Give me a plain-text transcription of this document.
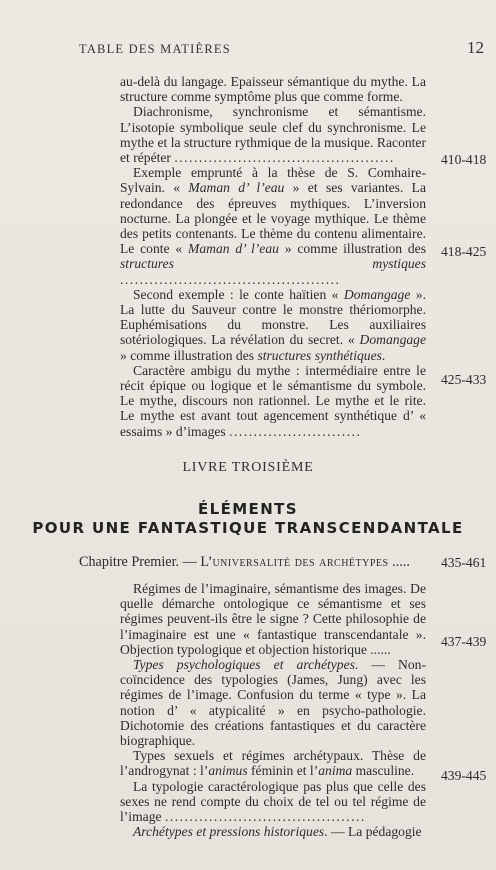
TABLE DES MATIÈRES	12

au-delà du langage. Epaisseur sémantique du mythe. La structure comme symptôme plus que comme forme.

Diachronisme, synchronisme et sémantisme. L’isotopie symbolique seule clef du synchronisme. Le mythe et la structure rythmique de la musique. Raconter et répéter .............................................

Exemple emprunté à la thèse de S. Comhaire-Sylvain. « Maman d’ l’eau » et ses variantes. La redondance des épreuves mythiques. L’inversion nocturne. La plongée et le voyage mythique. Le thème des petits contenants. Le thème du contenu alimentaire. Le conte « Maman d’ l’eau » comme illustration des structures mystiques .............................................

Second exemple : le conte haïtien « Domangage ». La lutte du Sauveur contre le monstre thériomorphe. Euphémisations du monstre. Les auxiliaires sotériologiques. La révélation du secret. « Domangage » comme illustration des structures synthétiques.

Caractère ambigu du mythe : intermédiaire entre le récit épique ou logique et le sémantisme du symbole. Le mythe, discours non rationnel. Le mythe et le rite. Le mythe est avant tout agencement synthétique d’ « essaims » d’images ...........................

410-418
418-425
425-433
LIVRE TROISIÈME
ÉLÉMENTS
POUR UNE FANTASTIQUE TRANSCENDANTALE
Chapitre Premier. — L’universalité des archétypes ..... 435-461

Régimes de l’imaginaire, sémantisme des images. De quelle démarche ontologique ce sémantisme et ses régimes peuvent-ils être le signe ? Cette philosophie de l’imaginaire est une « fantastique transcendantale ». Objection typologique et objection historique ......

Types psychologiques et archétypes. — Non-coïncidence des typologies (James, Jung) avec les régimes de l’image. Confusion du terme « type ». La notion d’ « atypicalité » en psycho-pathologie. Dichotomie des créations fantastiques et du caractère biographique.

Types sexuels et régimes archétypaux. Thèse de l’androgynat : l’animus féminin et l’anima masculine.

La typologie caractérologique pas plus que celle des sexes ne rend compte du choix de tel ou tel régime de l’image .........................................

Archétypes et pressions historiques. — La pédagogie

437-439
439-445
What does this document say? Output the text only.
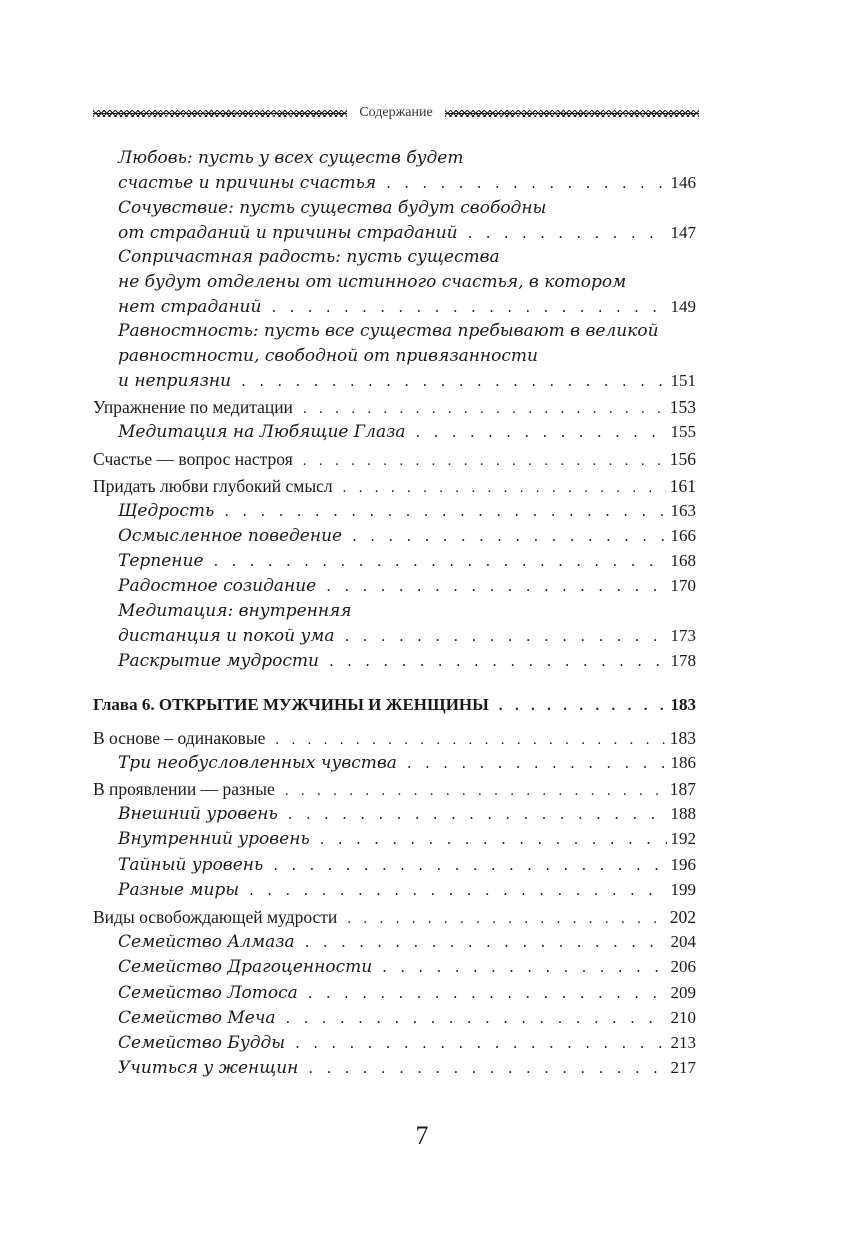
Содержание
Любовь: пусть у всех существ будет
счастье и причины счастья . . .	146
Сочувствие: пусть существа будут свободны
от страданий и причины страданий . . .	147
Сопричастная радость: пусть существа
не будут отделены от истинного счастья, в котором
нет страданий . . .	149
Равностность: пусть все существа пребывают в великой
равностности, свободной от привязанности
и неприязни . . .	151
Упражнение по медитации . . .	153
Медитация на Любящие Глаза . . .	155
Счастье — вопрос настроя . . .	156
Придать любви глубокий смысл . . .	161
Щедрость . . .	163
Осмысленное поведение . . .	166
Терпение . . .	168
Радостное созидание . . .	170
Медитация: внутренняя
дистанция и покой ума . . .	173
Раскрытие мудрости . . .	178
Глава 6. ОТКРЫТИЕ МУЖЧИНЫ И ЖЕНЩИНЫ . . .	183
В основе – одинаковые . . .	183
Три необусловленных чувства . . .	186
В проявлении — разные . . .	187
Внешний уровень . . .	188
Внутренний уровень . . .	192
Тайный уровень . . .	196
Разные миры . . .	199
Виды освобождающей мудрости . . .	202
Семейство Алмаза . . .	204
Семейство Драгоценности . . .	206
Семейство Лотоса . . .	209
Семейство Меча . . .	210
Семейство Будды . . .	213
Учиться у женщин . . .	217
7
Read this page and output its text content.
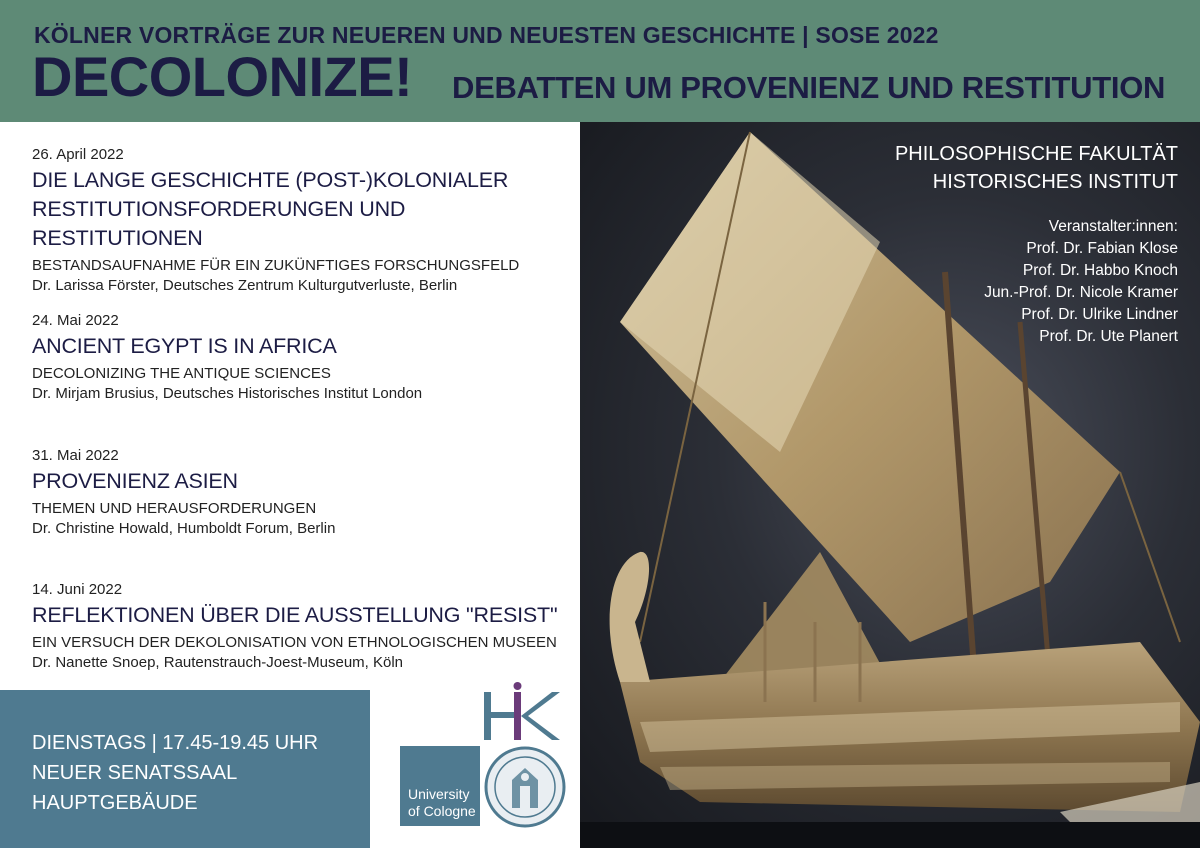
KÖLNER VORTRÄGE ZUR NEUEREN UND NEUESTEN GESCHICHTE | SOSE 2022
DECOLONIZE! DEBATTEN UM PROVENIENZ UND RESTITUTION
26. April 2022
DIE LANGE GESCHICHTE (POST-)KOLONIALER
RESTITUTIONSFORDERUNGEN UND RESTITUTIONEN
BESTANDSAUFNAHME FÜR EIN ZUKÜNFTIGES FORSCHUNGSFELD
Dr. Larissa Förster, Deutsches Zentrum Kulturgutverluste, Berlin
24. Mai 2022
ANCIENT EGYPT IS IN AFRICA
DECOLONIZING THE ANTIQUE SCIENCES
Dr. Mirjam Brusius, Deutsches Historisches Institut London
31. Mai 2022
PROVENIENZ ASIEN
THEMEN UND HERAUSFORDERUNGEN
Dr. Christine Howald, Humboldt Forum, Berlin
14. Juni 2022
REFLEKTIONEN ÜBER DIE AUSSTELLUNG "RESIST"
EIN VERSUCH DER DEKOLONISATION VON ETHNOLOGISCHEN MUSEEN
Dr. Nanette Snoep, Rautenstrauch-Joest-Museum, Köln
PHILOSOPHISCHE FAKULTÄT
HISTORISCHES INSTITUT
Veranstalter:innen:
Prof. Dr. Fabian Klose
Prof. Dr. Habbo Knoch
Jun.-Prof. Dr. Nicole Kramer
Prof. Dr. Ulrike Lindner
Prof. Dr. Ute Planert
DIENSTAGS | 17.45-19.45 UHR
NEUER SENATSSAAL
HAUPTGEBÄUDE	University
of Cologne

## EXERCISE BRIEF
Keep the pictures out and write out the records exactly.

## ANSWER FOR THIS EXERCISE
Give me a plain-text transcription of this document.
TABLE DES MATIÈRES	12

au-delà du langage. Epaisseur sémantique du mythe. La structure comme symptôme plus que comme forme.

Diachronisme, synchronisme et sémantisme. L’isotopie symbolique seule clef du synchronisme. Le mythe et la structure rythmique de la musique. Raconter et répéter .............................................

Exemple emprunté à la thèse de S. Comhaire-Sylvain. « Maman d’ l’eau » et ses variantes. La redondance des épreuves mythiques. L’inversion nocturne. La plongée et le voyage mythique. Le thème des petits contenants. Le thème du contenu alimentaire. Le conte « Maman d’ l’eau » comme illustration des structures mystiques .............................................

Second exemple : le conte haïtien « Domangage ». La lutte du Sauveur contre le monstre thériomorphe. Euphémisations du monstre. Les auxiliaires sotériologiques. La révélation du secret. « Domangage » comme illustration des structures synthétiques.

Caractère ambigu du mythe : intermédiaire entre le récit épique ou logique et le sémantisme du symbole. Le mythe, discours non rationnel. Le mythe et le rite. Le mythe est avant tout agencement synthétique d’ « essaims » d’images ...........................

410-418
418-425
425-433
LIVRE TROISIÈME
ÉLÉMENTS
POUR UNE FANTASTIQUE TRANSCENDANTALE
Chapitre Premier. — L’universalité des archétypes ..... 435-461

Régimes de l’imaginaire, sémantisme des images. De quelle démarche ontologique ce sémantisme et ses régimes peuvent-ils être le signe ? Cette philosophie de l’imaginaire est une « fantastique transcendantale ». Objection typologique et objection historique ......

Types psychologiques et archétypes. — Non-coïncidence des typologies (James, Jung) avec les régimes de l’image. Confusion du terme « type ». La notion d’ « atypicalité » en psycho-pathologie. Dichotomie des créations fantastiques et du caractère biographique.

Types sexuels et régimes archétypaux. Thèse de l’androgynat : l’animus féminin et l’anima masculine.

La typologie caractérologique pas plus que celle des sexes ne rend compte du choix de tel ou tel régime de l’image .........................................

Archétypes et pressions historiques. — La pédagogie

437-439
439-445
What does this document say? Output the text only.
Содержание
Любовь: пусть у всех существ будет
счастье и причины счастья . . .	146
Сочувствие: пусть существа будут свободны
от страданий и причины страданий . . .	147
Сопричастная радость: пусть существа
не будут отделены от истинного счастья, в котором
нет страданий . . .	149
Равностность: пусть все существа пребывают в великой
равностности, свободной от привязанности
и неприязни . . .	151
Упражнение по медитации . . .	153
Медитация на Любящие Глаза . . .	155
Счастье — вопрос настроя . . .	156
Придать любви глубокий смысл . . .	161
Щедрость . . .	163
Осмысленное поведение . . .	166
Терпение . . .	168
Радостное созидание . . .	170
Медитация: внутренняя
дистанция и покой ума . . .	173
Раскрытие мудрости . . .	178
Глава 6. ОТКРЫТИЕ МУЖЧИНЫ И ЖЕНЩИНЫ . . .	183
В основе – одинаковые . . .	183
Три необусловленных чувства . . .	186
В проявлении — разные . . .	187
Внешний уровень . . .	188
Внутренний уровень . . .	192
Тайный уровень . . .	196
Разные миры . . .	199
Виды освобождающей мудрости . . .	202
Семейство Алмаза . . .	204
Семейство Драгоценности . . .	206
Семейство Лотоса . . .	209
Семейство Меча . . .	210
Семейство Будды . . .	213
Учиться у женщин . . .	217
7
Read this page and output its text content.
KÖLNER VORTRÄGE ZUR NEUEREN UND NEUESTEN GESCHICHTE | SOSE 2022
DECOLONIZE! DEBATTEN UM PROVENIENZ UND RESTITUTION
26. April 2022
DIE LANGE GESCHICHTE (POST-)KOLONIALER
RESTITUTIONSFORDERUNGEN UND RESTITUTIONEN
BESTANDSAUFNAHME FÜR EIN ZUKÜNFTIGES FORSCHUNGSFELD
Dr. Larissa Förster, Deutsches Zentrum Kulturgutverluste, Berlin
24. Mai 2022
ANCIENT EGYPT IS IN AFRICA
DECOLONIZING THE ANTIQUE SCIENCES
Dr. Mirjam Brusius, Deutsches Historisches Institut London
31. Mai 2022
PROVENIENZ ASIEN
THEMEN UND HERAUSFORDERUNGEN
Dr. Christine Howald, Humboldt Forum, Berlin
14. Juni 2022
REFLEKTIONEN ÜBER DIE AUSSTELLUNG "RESIST"
EIN VERSUCH DER DEKOLONISATION VON ETHNOLOGISCHEN MUSEEN
Dr. Nanette Snoep, Rautenstrauch-Joest-Museum, Köln
PHILOSOPHISCHE FAKULTÄT
HISTORISCHES INSTITUT
Veranstalter:innen:
Prof. Dr. Fabian Klose
Prof. Dr. Habbo Knoch
Jun.-Prof. Dr. Nicole Kramer
Prof. Dr. Ulrike Lindner
Prof. Dr. Ute Planert
DIENSTAGS | 17.45-19.45 UHR
NEUER SENATSSAAL
HAUPTGEBÄUDE	University
of Cologne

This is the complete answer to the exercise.